Go through the material below and count the lines with the string "vĩnh"; the number is the whole answer.

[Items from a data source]
• • •

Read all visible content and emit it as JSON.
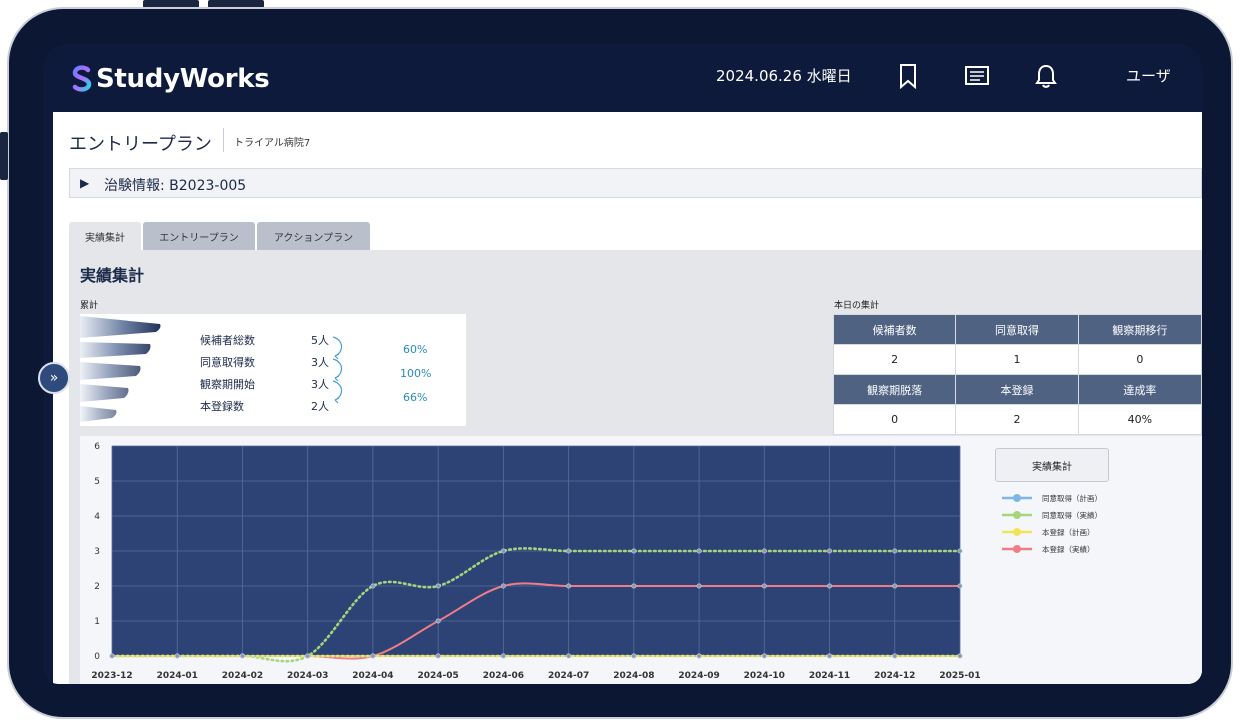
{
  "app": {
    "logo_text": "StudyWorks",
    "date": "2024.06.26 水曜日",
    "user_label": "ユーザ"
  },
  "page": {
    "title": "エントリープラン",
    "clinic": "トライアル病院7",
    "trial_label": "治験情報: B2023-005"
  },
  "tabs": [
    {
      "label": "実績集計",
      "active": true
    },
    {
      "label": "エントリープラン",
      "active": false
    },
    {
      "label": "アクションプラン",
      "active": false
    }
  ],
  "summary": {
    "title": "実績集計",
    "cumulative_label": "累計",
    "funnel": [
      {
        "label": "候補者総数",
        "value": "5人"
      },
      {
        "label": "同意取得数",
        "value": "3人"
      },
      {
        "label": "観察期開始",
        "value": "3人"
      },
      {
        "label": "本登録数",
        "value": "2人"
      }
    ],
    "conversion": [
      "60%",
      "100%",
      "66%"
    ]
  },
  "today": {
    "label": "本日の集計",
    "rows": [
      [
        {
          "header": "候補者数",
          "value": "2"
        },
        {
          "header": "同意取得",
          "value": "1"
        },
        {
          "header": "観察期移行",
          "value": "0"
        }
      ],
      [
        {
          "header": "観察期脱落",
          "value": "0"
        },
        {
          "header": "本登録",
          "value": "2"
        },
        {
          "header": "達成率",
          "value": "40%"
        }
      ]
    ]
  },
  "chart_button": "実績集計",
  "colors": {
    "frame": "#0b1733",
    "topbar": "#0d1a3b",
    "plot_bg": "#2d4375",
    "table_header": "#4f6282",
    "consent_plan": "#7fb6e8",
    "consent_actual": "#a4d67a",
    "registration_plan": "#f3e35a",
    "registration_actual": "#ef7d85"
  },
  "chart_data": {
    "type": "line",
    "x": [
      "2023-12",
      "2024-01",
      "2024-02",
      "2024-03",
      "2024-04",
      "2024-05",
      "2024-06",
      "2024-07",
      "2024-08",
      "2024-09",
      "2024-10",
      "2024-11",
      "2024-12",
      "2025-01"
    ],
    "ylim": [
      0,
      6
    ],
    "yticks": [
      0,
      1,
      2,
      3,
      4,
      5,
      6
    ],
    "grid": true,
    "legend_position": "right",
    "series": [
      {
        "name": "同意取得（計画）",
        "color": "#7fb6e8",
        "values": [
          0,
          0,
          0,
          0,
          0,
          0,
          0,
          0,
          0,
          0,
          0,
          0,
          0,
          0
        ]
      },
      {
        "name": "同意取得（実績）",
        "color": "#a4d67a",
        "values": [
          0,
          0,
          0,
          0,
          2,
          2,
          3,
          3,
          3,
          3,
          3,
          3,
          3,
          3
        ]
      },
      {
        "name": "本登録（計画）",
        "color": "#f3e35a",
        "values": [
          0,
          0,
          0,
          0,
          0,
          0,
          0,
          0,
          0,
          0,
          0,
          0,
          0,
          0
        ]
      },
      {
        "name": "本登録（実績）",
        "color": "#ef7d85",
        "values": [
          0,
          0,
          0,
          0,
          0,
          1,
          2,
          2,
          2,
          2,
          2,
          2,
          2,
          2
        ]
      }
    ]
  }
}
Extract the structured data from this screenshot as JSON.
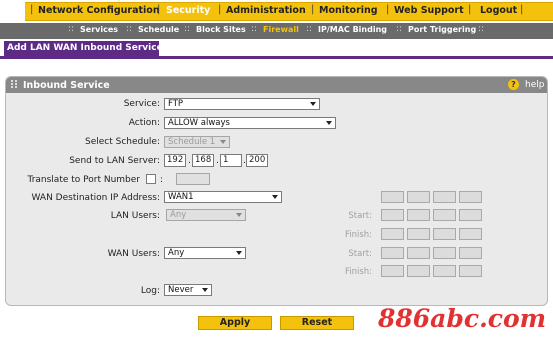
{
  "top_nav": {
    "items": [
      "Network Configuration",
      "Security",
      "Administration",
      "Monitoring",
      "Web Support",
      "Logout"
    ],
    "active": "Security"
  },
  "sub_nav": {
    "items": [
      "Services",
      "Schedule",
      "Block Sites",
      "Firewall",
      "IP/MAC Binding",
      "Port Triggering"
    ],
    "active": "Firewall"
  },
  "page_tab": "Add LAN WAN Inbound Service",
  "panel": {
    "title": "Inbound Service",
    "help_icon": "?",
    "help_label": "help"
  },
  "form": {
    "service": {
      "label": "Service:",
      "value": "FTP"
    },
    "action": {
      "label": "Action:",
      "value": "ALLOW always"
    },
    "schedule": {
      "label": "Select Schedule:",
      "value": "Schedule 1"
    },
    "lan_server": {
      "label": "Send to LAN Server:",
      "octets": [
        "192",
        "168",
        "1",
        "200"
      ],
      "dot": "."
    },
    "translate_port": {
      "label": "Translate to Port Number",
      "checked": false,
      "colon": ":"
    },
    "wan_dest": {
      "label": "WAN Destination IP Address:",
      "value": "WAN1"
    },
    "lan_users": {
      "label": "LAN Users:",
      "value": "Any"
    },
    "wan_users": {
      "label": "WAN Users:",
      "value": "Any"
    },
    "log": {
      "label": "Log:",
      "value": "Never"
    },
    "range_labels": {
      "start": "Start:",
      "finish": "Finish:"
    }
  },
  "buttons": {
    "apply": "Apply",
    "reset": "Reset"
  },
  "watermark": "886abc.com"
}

• • •

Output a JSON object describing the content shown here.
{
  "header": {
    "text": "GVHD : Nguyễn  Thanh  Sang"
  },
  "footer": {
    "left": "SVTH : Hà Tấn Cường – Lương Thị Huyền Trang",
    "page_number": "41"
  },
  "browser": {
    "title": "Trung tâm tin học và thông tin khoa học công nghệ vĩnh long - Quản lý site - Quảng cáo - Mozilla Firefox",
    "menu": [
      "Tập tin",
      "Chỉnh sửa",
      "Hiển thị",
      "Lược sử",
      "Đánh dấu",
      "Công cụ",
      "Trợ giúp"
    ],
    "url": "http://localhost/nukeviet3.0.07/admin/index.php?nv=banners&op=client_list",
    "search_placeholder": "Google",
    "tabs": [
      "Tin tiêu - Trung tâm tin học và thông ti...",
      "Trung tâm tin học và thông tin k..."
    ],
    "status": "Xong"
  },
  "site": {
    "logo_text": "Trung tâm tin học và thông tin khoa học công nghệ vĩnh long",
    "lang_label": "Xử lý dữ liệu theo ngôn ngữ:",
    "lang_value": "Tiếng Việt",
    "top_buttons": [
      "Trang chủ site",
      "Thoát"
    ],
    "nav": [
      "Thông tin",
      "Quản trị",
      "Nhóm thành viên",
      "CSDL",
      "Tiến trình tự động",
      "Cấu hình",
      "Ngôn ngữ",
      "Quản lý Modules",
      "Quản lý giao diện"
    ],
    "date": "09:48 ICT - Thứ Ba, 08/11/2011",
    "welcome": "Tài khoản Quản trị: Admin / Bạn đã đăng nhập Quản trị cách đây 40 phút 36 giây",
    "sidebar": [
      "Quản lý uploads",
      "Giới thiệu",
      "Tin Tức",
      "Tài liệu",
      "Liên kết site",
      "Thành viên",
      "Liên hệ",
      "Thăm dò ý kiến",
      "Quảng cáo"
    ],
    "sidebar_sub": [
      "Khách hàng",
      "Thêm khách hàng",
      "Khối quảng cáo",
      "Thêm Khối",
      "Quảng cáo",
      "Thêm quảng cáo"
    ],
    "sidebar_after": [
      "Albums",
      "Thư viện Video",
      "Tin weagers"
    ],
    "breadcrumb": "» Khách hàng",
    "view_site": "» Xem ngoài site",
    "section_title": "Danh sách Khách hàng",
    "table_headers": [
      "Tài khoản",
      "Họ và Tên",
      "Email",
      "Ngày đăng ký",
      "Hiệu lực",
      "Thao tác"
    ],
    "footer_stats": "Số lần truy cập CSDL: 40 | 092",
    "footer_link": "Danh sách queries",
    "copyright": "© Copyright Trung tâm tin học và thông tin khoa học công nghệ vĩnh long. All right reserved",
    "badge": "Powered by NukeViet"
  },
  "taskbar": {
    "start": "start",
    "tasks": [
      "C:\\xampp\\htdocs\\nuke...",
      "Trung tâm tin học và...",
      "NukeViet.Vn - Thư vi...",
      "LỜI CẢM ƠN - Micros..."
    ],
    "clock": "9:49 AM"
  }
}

• • •

Written response: 3